» INPUT ROWS:
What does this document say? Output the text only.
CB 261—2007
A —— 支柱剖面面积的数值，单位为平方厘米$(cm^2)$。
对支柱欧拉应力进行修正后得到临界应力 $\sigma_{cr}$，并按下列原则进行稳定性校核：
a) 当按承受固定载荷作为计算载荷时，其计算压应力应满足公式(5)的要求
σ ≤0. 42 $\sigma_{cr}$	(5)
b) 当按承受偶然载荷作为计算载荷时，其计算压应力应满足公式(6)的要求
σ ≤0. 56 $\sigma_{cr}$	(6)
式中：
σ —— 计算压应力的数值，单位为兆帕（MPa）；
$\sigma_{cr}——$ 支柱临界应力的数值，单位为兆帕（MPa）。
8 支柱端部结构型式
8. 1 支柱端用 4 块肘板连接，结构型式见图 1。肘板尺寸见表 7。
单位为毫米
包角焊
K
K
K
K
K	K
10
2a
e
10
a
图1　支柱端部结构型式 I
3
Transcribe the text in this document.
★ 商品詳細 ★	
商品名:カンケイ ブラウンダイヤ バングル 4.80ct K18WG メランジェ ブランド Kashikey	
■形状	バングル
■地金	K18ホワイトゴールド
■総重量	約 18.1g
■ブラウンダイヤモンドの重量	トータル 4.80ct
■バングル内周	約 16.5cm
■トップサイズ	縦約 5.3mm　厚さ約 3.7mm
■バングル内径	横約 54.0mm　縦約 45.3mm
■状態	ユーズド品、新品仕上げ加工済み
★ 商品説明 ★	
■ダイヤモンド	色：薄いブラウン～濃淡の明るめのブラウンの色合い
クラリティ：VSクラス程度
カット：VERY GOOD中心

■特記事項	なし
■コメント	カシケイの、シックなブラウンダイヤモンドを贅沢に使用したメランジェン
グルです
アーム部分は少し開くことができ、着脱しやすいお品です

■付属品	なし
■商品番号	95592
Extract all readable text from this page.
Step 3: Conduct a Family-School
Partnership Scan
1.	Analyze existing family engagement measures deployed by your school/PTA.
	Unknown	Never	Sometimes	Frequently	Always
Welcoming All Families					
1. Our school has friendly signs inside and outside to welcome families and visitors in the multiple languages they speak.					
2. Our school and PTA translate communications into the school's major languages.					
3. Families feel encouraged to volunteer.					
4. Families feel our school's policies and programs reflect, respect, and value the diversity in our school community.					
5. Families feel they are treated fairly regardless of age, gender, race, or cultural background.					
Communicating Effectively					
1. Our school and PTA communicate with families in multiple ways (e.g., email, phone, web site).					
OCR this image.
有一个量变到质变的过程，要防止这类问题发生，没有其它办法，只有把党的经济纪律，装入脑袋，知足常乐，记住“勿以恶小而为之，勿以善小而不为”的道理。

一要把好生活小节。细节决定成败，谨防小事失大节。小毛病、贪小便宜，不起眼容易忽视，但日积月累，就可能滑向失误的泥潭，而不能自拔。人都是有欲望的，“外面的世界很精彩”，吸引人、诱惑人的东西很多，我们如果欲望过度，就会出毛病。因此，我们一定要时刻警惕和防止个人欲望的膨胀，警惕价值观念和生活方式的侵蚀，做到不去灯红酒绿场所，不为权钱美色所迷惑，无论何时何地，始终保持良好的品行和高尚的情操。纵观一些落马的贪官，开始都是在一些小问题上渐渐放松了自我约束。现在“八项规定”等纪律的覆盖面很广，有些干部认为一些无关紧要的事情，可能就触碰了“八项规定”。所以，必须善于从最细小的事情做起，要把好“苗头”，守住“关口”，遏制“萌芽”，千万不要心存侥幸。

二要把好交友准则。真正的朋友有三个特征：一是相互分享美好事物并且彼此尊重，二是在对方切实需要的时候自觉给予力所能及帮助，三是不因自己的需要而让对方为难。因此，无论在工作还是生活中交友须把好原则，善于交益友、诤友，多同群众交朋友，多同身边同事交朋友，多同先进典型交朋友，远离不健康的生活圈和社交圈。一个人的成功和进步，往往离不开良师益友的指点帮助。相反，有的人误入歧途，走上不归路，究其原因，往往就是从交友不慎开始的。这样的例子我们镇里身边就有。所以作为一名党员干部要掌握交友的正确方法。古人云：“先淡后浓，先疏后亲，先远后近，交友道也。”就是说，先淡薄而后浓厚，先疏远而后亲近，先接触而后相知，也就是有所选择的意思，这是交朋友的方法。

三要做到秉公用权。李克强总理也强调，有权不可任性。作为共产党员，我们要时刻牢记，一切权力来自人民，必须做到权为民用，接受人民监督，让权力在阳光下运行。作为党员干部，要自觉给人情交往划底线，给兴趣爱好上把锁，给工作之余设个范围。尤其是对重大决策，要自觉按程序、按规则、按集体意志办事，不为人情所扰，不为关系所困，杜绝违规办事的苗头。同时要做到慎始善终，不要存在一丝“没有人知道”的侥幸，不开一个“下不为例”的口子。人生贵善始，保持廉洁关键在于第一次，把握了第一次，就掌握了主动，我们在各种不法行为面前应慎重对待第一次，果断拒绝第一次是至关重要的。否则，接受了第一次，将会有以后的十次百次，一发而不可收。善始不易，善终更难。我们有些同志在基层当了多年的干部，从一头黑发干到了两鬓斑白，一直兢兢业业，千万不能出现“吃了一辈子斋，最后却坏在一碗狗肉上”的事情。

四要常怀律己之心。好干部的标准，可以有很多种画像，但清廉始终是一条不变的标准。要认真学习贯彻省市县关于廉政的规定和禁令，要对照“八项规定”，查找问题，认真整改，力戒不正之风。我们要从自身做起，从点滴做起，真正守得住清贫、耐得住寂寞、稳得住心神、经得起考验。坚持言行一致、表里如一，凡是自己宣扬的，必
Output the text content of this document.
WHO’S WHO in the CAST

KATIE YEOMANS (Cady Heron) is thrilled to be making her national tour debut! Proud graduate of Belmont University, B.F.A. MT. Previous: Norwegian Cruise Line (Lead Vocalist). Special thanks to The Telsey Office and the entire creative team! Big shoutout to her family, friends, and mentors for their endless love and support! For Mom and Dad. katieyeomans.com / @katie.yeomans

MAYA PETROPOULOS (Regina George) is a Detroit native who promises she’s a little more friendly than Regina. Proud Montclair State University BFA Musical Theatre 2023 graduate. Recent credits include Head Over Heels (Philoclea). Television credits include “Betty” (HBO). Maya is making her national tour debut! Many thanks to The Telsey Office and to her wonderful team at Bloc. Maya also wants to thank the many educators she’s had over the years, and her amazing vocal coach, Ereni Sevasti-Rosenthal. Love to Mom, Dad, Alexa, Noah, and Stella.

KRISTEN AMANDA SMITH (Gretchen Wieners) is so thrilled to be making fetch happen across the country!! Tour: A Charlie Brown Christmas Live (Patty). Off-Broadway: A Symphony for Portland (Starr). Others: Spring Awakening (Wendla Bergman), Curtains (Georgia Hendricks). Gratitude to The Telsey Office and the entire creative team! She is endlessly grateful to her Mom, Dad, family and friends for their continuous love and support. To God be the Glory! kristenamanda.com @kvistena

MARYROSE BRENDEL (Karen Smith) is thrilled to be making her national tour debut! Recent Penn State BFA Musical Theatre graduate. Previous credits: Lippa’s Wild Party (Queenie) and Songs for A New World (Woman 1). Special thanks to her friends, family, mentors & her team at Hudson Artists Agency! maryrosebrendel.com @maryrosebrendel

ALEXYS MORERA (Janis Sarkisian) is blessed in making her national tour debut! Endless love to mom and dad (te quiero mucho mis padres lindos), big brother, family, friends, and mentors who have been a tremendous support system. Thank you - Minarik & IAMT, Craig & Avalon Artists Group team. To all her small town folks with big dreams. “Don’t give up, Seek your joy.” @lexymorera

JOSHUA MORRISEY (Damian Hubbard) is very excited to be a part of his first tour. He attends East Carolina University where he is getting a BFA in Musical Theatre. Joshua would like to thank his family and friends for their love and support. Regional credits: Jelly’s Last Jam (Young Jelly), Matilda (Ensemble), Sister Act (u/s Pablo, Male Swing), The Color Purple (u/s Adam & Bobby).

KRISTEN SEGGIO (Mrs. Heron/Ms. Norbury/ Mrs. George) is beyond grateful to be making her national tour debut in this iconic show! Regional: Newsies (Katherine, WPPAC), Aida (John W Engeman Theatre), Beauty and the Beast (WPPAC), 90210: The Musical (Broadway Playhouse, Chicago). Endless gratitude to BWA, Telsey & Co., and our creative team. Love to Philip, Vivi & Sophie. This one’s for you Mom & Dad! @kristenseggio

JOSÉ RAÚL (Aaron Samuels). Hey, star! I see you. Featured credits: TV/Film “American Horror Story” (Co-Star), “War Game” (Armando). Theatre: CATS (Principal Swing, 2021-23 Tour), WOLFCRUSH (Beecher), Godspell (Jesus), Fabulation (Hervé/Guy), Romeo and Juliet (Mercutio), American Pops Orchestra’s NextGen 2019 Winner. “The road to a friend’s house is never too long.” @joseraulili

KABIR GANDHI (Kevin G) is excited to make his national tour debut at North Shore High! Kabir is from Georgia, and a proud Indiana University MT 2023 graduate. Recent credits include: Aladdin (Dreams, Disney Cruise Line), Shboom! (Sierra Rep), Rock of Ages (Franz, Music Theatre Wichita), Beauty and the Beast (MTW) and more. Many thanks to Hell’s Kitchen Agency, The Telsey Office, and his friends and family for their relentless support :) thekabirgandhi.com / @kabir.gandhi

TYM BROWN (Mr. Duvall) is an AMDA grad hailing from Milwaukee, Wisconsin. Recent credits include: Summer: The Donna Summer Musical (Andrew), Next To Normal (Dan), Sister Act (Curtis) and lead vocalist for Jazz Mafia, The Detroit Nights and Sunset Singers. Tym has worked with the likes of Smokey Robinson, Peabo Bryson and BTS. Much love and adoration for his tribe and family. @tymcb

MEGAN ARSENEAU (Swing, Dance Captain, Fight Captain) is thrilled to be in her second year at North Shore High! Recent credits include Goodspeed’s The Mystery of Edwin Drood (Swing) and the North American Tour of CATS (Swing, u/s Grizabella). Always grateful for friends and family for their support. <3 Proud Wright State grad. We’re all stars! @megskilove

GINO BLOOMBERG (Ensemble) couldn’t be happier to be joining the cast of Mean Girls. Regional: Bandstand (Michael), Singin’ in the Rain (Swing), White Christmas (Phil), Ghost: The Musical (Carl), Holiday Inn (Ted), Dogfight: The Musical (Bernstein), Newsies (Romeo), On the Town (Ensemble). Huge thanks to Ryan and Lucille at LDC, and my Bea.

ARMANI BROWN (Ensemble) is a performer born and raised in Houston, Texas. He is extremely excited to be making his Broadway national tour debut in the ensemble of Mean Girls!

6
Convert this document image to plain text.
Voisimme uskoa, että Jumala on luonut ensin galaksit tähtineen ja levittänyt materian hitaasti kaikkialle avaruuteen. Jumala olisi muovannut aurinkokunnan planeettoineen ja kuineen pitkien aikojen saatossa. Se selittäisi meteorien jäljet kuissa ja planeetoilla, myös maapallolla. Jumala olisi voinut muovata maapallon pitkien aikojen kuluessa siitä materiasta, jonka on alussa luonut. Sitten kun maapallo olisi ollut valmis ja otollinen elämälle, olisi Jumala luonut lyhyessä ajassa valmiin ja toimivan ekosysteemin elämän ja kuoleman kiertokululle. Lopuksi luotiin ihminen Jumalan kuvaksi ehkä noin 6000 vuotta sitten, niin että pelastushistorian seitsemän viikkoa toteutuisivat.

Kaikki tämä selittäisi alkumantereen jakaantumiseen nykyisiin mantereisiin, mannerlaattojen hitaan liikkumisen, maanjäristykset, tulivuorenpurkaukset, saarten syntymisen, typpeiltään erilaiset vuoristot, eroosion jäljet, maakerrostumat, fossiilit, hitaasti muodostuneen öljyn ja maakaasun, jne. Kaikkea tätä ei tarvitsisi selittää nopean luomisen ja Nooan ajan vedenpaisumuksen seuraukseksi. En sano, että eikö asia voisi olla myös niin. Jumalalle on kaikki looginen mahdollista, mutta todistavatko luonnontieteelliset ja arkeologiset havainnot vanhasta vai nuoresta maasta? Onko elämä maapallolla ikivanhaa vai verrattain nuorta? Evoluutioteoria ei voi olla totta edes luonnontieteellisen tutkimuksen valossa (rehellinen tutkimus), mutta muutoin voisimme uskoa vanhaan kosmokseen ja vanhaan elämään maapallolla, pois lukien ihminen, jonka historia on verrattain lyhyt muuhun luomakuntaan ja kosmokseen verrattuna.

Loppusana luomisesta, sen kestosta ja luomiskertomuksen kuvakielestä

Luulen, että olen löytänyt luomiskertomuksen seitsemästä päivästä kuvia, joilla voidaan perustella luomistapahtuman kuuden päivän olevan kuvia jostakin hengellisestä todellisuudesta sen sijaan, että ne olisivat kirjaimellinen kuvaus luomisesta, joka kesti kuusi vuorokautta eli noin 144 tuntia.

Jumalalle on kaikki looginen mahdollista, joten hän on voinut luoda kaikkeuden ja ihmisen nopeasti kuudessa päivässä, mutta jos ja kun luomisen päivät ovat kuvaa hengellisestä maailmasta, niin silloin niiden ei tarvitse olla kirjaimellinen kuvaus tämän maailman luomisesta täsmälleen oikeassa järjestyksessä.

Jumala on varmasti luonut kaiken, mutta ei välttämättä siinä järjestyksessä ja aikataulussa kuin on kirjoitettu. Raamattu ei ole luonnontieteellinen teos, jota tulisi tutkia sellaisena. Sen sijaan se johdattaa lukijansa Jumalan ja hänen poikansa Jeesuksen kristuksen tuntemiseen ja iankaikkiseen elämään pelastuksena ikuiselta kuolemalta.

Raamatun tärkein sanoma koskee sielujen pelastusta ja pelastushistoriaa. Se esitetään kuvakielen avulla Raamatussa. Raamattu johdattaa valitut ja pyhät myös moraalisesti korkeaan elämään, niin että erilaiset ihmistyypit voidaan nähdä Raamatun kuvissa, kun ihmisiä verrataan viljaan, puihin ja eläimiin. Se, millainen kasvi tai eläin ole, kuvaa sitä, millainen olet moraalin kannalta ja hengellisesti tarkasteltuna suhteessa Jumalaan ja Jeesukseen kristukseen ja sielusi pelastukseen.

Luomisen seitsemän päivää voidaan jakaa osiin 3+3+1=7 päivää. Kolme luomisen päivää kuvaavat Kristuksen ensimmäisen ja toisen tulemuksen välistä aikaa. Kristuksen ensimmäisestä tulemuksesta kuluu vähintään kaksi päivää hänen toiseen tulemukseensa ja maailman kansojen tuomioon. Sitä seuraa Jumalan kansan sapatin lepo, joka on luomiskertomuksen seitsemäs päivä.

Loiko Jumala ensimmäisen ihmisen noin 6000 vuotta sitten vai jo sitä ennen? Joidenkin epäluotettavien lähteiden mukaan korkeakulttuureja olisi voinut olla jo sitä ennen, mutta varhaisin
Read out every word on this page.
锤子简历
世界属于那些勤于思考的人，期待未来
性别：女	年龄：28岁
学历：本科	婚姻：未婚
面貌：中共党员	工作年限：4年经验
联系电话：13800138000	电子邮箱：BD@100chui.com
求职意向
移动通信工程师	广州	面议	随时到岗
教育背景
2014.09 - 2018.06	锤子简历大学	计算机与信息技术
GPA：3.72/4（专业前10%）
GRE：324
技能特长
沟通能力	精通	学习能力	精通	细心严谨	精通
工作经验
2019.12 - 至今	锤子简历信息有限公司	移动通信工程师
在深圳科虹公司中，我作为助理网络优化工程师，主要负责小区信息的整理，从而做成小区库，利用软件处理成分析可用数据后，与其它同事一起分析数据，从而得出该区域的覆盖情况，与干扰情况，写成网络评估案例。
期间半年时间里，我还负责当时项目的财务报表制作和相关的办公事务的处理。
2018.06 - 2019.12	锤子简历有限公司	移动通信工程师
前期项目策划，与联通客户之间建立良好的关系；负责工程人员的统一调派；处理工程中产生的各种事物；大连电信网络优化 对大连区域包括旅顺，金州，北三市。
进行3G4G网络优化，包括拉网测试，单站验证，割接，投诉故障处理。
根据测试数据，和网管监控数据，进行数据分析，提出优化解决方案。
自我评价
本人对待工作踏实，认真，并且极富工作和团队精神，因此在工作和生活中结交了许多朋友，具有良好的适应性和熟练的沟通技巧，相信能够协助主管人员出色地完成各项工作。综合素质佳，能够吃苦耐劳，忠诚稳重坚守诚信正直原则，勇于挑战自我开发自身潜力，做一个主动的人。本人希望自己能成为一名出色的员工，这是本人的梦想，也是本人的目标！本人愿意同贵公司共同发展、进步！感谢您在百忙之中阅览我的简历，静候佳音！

» INSTRUCTION: Only lines with the word "document" should be collected from the material.

» TASK RESPONSE:
What does this document say? Output the text only.
Transcribe the text in this document.
Output the text content of this document.
Convert this document image to plain text.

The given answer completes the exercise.